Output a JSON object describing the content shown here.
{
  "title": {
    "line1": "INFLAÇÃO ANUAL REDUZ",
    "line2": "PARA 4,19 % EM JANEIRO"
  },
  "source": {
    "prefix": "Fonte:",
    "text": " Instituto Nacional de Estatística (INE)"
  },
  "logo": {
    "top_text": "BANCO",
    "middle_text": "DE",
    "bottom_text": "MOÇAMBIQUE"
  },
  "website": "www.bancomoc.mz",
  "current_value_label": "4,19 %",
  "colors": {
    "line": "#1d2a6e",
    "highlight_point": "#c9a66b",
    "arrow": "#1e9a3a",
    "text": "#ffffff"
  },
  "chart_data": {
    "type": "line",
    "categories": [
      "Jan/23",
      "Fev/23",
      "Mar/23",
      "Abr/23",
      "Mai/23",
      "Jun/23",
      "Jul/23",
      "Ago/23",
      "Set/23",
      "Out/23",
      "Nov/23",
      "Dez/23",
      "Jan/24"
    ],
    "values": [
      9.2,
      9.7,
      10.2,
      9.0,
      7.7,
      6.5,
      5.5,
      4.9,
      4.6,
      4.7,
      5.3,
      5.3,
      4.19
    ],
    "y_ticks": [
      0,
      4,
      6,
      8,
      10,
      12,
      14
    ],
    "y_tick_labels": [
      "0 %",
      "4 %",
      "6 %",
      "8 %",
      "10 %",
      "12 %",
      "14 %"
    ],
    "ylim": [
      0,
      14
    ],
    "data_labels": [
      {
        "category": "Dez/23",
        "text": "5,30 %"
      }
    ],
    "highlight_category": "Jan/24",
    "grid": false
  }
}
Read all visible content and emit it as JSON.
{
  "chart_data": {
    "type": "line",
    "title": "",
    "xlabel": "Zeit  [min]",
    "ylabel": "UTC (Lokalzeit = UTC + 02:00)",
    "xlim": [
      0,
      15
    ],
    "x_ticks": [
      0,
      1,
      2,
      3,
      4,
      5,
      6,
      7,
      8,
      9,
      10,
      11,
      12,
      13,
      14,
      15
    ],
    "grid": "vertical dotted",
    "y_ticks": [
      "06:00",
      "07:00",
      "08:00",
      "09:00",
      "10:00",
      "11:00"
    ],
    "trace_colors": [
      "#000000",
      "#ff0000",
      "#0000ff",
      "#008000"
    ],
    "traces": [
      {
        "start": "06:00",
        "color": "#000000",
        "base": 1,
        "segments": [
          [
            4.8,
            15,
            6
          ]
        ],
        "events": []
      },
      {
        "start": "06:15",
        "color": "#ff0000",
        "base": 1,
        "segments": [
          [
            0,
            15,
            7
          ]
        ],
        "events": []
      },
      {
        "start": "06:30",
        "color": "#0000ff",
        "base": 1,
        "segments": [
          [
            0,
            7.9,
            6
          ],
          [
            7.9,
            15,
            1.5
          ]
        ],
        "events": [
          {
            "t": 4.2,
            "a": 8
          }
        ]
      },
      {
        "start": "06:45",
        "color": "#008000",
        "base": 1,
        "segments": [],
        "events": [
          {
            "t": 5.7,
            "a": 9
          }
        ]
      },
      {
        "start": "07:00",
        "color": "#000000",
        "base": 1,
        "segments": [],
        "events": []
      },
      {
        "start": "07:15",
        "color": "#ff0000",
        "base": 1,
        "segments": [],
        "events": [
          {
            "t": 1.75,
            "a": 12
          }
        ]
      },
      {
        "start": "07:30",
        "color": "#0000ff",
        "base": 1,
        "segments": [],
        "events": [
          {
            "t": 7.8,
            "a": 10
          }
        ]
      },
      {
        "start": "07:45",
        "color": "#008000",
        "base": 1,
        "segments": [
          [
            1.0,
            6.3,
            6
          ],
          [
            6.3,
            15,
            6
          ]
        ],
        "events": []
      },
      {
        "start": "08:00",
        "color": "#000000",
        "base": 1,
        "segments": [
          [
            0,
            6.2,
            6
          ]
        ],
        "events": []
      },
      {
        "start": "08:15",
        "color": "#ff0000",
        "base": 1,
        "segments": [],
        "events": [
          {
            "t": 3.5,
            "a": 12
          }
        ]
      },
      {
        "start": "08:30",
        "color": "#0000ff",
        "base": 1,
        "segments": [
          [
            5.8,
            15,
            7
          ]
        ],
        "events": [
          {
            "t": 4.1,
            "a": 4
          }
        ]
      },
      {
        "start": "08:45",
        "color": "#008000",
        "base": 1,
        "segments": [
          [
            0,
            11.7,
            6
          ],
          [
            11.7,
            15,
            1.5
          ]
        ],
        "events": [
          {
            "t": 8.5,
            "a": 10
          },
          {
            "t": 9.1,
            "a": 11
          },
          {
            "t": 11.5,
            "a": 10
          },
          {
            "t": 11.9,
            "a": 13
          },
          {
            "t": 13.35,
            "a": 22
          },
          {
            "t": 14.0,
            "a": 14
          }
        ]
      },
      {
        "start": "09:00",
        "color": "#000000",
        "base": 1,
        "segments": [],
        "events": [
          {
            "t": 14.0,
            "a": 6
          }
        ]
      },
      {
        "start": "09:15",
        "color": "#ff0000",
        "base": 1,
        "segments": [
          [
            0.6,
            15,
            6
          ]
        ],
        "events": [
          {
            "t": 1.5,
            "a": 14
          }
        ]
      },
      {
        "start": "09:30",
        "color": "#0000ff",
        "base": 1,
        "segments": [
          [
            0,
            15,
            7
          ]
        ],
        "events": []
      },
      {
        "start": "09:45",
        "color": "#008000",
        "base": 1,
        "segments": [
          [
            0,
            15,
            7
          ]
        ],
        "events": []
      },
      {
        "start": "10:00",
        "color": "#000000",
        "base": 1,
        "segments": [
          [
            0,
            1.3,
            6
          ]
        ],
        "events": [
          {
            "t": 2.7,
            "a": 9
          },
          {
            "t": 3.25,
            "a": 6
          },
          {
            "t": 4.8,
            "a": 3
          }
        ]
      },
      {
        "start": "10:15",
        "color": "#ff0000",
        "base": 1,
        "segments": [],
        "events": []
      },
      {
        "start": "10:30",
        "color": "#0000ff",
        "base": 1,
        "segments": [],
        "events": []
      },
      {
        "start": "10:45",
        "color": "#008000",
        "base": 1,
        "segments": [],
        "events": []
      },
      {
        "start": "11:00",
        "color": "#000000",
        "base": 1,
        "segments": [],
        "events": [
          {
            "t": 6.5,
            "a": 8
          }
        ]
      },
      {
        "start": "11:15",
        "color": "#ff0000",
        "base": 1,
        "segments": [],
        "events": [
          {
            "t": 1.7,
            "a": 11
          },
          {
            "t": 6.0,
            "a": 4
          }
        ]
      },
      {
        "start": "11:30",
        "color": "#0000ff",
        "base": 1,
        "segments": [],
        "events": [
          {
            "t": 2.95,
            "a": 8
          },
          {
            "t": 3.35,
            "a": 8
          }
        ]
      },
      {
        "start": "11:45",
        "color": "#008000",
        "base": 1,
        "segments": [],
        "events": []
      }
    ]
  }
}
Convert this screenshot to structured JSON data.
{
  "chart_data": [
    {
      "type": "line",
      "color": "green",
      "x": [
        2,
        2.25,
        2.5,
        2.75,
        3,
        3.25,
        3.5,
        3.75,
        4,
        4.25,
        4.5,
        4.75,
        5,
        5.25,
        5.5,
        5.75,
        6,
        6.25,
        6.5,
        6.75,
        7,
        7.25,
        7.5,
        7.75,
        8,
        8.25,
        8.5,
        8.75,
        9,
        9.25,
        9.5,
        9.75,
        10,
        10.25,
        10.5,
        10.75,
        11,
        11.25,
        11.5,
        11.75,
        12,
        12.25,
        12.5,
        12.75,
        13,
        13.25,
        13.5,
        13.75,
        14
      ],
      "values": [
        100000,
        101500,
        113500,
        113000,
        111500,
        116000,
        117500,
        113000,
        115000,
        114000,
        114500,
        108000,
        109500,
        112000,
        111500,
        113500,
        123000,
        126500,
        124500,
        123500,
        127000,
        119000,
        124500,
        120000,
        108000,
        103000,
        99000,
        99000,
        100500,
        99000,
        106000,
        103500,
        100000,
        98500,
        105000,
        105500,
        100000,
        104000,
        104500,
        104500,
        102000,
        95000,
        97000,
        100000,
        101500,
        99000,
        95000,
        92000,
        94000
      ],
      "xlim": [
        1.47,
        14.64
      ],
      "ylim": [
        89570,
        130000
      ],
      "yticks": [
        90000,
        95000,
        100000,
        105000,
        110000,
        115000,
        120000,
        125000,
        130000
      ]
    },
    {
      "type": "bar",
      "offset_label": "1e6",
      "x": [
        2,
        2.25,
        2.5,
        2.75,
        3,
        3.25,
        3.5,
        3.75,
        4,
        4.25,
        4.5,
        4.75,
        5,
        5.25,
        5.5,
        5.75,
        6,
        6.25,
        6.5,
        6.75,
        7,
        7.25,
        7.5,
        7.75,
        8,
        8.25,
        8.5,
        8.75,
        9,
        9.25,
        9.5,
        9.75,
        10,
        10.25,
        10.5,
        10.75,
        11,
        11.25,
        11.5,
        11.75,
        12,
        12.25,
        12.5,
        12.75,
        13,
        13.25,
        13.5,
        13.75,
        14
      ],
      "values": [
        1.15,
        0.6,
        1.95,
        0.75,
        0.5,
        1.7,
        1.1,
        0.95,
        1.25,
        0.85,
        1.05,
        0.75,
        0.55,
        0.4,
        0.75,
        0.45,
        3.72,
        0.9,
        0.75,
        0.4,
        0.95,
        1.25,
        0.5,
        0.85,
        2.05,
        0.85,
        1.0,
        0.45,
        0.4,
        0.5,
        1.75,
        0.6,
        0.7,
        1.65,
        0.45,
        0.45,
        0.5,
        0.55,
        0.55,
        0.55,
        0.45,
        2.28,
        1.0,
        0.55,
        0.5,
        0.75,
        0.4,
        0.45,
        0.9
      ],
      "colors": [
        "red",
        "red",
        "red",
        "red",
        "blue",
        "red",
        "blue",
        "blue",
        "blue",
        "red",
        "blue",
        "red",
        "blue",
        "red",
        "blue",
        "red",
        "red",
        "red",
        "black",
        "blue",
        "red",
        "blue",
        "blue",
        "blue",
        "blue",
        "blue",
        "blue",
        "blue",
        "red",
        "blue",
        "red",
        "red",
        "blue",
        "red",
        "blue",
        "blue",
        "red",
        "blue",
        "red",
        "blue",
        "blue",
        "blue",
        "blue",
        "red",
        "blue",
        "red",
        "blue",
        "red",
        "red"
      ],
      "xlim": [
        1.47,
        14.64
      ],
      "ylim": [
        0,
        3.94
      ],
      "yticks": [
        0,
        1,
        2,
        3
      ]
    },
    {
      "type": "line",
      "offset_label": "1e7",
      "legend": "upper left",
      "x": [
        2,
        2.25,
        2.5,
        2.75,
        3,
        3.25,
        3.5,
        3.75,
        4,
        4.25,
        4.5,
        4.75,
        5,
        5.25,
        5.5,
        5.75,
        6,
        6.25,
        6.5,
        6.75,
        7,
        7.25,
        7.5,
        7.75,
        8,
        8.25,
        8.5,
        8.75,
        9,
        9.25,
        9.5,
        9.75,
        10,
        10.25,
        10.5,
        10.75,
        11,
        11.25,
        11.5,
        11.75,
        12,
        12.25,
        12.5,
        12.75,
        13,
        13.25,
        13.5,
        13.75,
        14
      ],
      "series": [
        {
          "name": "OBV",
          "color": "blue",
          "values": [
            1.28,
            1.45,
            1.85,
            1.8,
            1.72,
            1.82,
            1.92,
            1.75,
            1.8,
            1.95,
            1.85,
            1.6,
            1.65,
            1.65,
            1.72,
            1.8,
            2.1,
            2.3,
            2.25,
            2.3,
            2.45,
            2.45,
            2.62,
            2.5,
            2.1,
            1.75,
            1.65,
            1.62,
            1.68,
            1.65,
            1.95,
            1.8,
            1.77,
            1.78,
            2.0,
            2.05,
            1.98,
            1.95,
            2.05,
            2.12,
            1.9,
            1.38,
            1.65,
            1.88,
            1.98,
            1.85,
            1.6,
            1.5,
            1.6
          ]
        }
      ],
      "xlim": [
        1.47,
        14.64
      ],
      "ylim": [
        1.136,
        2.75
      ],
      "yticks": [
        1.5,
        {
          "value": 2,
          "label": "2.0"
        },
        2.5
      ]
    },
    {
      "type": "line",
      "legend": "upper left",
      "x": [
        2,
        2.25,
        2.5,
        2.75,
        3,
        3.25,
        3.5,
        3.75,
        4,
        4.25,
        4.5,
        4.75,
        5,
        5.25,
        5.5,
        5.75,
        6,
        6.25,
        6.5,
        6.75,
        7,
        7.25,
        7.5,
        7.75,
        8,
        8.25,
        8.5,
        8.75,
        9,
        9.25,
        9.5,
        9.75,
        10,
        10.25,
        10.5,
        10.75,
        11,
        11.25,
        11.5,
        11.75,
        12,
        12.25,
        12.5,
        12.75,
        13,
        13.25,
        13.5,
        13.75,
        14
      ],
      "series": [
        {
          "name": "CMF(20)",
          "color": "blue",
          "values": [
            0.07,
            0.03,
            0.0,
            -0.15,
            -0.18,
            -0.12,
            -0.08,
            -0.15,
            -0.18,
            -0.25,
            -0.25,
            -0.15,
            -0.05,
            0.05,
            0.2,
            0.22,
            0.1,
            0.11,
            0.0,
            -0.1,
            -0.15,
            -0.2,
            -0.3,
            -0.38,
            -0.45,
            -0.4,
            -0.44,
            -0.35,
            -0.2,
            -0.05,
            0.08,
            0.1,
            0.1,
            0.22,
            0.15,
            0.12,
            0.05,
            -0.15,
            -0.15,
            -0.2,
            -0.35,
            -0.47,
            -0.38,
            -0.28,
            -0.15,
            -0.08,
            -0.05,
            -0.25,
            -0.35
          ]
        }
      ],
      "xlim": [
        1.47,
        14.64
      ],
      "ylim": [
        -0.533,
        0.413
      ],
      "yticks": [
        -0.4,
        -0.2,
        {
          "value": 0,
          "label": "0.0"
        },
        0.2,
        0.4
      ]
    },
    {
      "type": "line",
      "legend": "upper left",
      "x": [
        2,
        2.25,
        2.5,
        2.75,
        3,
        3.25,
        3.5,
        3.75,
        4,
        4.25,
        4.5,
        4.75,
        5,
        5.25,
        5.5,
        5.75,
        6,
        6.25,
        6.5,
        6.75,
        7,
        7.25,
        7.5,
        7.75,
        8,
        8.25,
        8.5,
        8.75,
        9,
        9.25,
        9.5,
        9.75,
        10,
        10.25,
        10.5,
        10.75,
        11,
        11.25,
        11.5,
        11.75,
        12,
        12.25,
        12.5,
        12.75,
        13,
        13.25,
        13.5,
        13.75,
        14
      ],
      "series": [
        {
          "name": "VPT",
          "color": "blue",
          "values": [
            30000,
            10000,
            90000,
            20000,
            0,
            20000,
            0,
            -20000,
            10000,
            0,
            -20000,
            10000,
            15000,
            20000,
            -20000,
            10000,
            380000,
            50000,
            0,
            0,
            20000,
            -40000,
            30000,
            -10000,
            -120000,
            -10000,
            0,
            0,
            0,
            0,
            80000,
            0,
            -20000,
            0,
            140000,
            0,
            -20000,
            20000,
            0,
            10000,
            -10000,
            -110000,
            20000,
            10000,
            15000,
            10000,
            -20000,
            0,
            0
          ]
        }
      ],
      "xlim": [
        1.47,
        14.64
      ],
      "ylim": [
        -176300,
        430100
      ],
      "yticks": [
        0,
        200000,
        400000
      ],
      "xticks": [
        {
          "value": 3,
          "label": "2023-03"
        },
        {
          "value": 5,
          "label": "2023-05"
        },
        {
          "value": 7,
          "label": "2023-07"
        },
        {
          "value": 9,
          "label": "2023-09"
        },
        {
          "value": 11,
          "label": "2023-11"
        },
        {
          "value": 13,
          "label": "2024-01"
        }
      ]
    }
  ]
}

★ ★ ★

- Aim
Determine how many lines of the listing hold the word "JSON" and reply with that figure alone.

- Reply
3